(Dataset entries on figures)
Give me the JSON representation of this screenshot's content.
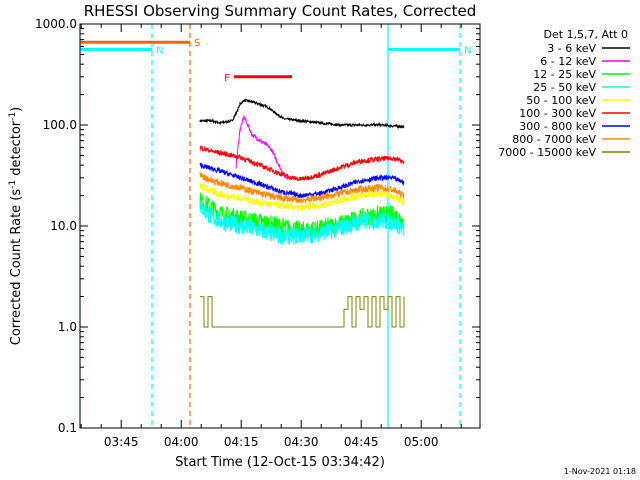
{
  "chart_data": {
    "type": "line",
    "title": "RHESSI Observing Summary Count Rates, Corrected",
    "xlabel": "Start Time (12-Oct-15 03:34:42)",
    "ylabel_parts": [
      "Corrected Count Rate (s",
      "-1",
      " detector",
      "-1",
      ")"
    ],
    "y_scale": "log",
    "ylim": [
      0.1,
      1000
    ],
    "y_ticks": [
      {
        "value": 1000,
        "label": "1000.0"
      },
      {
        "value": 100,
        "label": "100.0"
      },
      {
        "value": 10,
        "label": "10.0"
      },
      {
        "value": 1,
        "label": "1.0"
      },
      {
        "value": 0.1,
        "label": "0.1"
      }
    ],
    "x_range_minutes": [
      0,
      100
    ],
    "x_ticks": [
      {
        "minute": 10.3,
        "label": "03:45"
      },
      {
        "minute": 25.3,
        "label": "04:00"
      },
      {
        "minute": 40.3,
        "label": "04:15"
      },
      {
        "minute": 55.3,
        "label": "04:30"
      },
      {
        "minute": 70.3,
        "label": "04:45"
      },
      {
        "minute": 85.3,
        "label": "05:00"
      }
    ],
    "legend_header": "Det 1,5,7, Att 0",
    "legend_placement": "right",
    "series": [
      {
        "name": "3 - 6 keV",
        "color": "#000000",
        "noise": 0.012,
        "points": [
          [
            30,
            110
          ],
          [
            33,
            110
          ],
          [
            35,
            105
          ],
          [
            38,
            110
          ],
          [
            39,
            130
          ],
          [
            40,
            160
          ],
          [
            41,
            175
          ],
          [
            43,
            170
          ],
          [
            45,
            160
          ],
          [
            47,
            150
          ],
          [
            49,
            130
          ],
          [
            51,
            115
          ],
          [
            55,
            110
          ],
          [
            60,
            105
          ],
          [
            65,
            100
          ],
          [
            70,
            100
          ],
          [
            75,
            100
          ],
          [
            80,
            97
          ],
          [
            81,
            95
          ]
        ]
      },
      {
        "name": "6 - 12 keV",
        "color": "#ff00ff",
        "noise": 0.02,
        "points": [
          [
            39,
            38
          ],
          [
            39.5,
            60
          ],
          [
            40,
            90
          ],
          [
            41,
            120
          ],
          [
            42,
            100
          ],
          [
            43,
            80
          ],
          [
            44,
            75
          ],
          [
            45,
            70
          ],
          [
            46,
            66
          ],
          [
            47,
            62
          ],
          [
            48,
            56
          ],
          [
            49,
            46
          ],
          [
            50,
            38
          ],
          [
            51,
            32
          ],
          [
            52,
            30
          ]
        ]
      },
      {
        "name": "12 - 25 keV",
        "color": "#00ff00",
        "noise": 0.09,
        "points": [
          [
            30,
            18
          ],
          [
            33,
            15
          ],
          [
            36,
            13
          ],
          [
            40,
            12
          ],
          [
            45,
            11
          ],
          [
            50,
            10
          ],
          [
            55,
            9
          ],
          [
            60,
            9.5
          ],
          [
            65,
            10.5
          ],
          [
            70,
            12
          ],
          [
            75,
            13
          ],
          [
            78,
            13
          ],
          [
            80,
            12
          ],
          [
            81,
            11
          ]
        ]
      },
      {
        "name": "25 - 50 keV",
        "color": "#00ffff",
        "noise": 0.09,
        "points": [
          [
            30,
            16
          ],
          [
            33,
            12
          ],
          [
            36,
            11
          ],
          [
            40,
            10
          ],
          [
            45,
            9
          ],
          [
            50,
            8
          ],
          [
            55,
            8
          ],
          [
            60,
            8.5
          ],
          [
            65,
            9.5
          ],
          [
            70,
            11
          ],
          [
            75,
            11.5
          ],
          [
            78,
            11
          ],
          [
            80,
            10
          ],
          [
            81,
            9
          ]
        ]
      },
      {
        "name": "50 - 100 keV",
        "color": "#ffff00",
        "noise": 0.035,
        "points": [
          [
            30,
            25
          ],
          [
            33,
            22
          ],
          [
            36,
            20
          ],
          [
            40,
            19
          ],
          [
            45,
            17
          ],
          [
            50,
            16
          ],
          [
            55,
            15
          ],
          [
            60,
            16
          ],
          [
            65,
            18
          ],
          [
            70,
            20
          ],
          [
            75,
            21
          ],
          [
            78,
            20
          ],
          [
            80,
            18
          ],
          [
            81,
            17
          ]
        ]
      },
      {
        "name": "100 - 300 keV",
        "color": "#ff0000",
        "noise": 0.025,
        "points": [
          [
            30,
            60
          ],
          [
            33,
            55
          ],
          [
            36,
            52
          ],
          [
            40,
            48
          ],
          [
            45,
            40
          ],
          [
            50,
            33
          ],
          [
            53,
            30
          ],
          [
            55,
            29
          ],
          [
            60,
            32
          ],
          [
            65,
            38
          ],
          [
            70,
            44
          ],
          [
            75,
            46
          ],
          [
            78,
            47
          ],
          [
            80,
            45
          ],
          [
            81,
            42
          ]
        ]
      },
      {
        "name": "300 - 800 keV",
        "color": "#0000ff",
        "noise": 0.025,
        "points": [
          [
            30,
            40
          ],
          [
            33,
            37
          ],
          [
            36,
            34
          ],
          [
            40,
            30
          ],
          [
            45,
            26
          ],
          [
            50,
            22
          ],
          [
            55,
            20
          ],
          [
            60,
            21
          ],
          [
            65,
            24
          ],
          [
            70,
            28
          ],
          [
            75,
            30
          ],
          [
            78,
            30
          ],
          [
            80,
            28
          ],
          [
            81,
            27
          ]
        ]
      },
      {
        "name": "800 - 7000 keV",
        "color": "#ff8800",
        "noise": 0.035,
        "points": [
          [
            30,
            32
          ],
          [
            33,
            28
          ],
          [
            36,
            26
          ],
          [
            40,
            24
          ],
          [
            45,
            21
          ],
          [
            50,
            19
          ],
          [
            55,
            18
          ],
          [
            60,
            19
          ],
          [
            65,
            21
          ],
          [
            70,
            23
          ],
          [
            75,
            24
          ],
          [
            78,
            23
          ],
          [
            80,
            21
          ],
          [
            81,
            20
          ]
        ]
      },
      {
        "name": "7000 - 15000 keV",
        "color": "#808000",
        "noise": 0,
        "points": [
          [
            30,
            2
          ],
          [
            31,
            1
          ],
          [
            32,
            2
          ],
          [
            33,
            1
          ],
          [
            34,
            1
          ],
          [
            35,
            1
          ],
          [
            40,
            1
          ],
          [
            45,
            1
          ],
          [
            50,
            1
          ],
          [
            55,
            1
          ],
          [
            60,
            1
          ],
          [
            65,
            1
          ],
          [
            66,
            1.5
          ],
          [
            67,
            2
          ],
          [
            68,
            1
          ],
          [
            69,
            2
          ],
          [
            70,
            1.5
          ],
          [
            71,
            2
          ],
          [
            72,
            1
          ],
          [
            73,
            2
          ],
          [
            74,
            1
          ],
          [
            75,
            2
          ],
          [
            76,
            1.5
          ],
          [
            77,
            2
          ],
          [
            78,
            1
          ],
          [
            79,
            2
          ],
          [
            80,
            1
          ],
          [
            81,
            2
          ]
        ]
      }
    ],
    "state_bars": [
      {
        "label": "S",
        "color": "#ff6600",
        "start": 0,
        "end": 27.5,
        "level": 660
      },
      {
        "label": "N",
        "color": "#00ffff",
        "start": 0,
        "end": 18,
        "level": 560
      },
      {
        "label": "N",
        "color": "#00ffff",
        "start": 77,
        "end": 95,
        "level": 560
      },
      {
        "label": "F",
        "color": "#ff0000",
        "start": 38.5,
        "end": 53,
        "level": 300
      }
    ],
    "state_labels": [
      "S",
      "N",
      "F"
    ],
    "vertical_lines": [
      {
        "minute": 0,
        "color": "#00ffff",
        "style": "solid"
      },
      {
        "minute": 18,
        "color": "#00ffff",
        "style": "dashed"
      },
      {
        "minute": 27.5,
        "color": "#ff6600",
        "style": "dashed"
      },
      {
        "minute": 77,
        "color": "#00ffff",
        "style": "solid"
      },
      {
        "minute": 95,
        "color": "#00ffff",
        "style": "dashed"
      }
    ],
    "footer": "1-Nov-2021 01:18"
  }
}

* **INSTRUCTION**:
From the listing above, pick out every line containing "Count".

* **SOLUTION FOR THIS TASK**:
    "title": "RHESSI Observing Summary Count Rates, Corrected",
      "Corrected Count Rate (s",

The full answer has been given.